**Written problem**
Every entry below must appear again, exactly as written.

━━━━━ Records for this task ━━━━━

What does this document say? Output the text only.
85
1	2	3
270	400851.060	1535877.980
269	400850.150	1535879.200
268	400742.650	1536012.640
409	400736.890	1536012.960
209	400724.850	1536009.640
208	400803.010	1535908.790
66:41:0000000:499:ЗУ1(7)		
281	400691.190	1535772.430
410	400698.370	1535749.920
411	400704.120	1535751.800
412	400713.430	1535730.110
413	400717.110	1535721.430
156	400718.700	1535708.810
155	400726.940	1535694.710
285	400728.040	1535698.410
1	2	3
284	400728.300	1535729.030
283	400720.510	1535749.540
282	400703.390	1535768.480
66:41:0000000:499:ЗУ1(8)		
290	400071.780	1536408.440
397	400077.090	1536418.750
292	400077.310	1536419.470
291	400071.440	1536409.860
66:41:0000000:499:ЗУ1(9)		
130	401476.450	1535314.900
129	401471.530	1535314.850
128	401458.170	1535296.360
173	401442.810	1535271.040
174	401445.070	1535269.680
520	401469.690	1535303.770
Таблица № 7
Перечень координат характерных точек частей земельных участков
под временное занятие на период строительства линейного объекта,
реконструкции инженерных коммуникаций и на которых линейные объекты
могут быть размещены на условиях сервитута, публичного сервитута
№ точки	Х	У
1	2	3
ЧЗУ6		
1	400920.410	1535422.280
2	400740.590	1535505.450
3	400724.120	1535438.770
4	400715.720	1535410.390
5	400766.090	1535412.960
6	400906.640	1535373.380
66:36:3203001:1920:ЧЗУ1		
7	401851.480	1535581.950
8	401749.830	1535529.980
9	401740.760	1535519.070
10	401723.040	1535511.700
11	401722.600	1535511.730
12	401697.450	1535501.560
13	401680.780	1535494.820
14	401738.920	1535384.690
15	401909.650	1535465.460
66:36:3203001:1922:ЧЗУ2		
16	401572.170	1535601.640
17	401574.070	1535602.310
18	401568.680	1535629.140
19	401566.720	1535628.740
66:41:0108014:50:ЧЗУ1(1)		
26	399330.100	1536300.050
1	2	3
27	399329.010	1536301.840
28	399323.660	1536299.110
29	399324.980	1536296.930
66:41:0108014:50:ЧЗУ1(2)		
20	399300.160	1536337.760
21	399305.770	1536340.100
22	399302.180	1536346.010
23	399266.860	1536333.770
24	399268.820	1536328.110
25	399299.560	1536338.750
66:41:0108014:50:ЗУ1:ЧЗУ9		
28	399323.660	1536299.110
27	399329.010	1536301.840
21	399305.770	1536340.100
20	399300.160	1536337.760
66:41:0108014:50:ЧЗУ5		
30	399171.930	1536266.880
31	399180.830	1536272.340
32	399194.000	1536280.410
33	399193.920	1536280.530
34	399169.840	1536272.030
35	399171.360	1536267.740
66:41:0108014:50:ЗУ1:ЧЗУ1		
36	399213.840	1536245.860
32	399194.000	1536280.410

━━━━━

**Full output**
What does this document say? Output the text only.
85
1	2	3
270	400851.060	1535877.980
269	400850.150	1535879.200
268	400742.650	1536012.640
409	400736.890	1536012.960
209	400724.850	1536009.640
208	400803.010	1535908.790
66:41:0000000:499:ЗУ1(7)		
281	400691.190	1535772.430
410	400698.370	1535749.920
411	400704.120	1535751.800
412	400713.430	1535730.110
413	400717.110	1535721.430
156	400718.700	1535708.810
155	400726.940	1535694.710
285	400728.040	1535698.410
1	2	3
284	400728.300	1535729.030
283	400720.510	1535749.540
282	400703.390	1535768.480
66:41:0000000:499:ЗУ1(8)		
290	400071.780	1536408.440
397	400077.090	1536418.750
292	400077.310	1536419.470
291	400071.440	1536409.860
66:41:0000000:499:ЗУ1(9)		
130	401476.450	1535314.900
129	401471.530	1535314.850
128	401458.170	1535296.360
173	401442.810	1535271.040
174	401445.070	1535269.680
520	401469.690	1535303.770
Таблица № 7
Перечень координат характерных точек частей земельных участков
под временное занятие на период строительства линейного объекта,
реконструкции инженерных коммуникаций и на которых линейные объекты
могут быть размещены на условиях сервитута, публичного сервитута
№ точки	Х	У
1	2	3
ЧЗУ6		
1	400920.410	1535422.280
2	400740.590	1535505.450
3	400724.120	1535438.770
4	400715.720	1535410.390
5	400766.090	1535412.960
6	400906.640	1535373.380
66:36:3203001:1920:ЧЗУ1		
7	401851.480	1535581.950
8	401749.830	1535529.980
9	401740.760	1535519.070
10	401723.040	1535511.700
11	401722.600	1535511.730
12	401697.450	1535501.560
13	401680.780	1535494.820
14	401738.920	1535384.690
15	401909.650	1535465.460
66:36:3203001:1922:ЧЗУ2		
16	401572.170	1535601.640
17	401574.070	1535602.310
18	401568.680	1535629.140
19	401566.720	1535628.740
66:41:0108014:50:ЧЗУ1(1)		
26	399330.100	1536300.050
1	2	3
27	399329.010	1536301.840
28	399323.660	1536299.110
29	399324.980	1536296.930
66:41:0108014:50:ЧЗУ1(2)		
20	399300.160	1536337.760
21	399305.770	1536340.100
22	399302.180	1536346.010
23	399266.860	1536333.770
24	399268.820	1536328.110
25	399299.560	1536338.750
66:41:0108014:50:ЗУ1:ЧЗУ9		
28	399323.660	1536299.110
27	399329.010	1536301.840
21	399305.770	1536340.100
20	399300.160	1536337.760
66:41:0108014:50:ЧЗУ5		
30	399171.930	1536266.880
31	399180.830	1536272.340
32	399194.000	1536280.410
33	399193.920	1536280.530
34	399169.840	1536272.030
35	399171.360	1536267.740
66:41:0108014:50:ЗУ1:ЧЗУ1		
36	399213.840	1536245.860
32	399194.000	1536280.410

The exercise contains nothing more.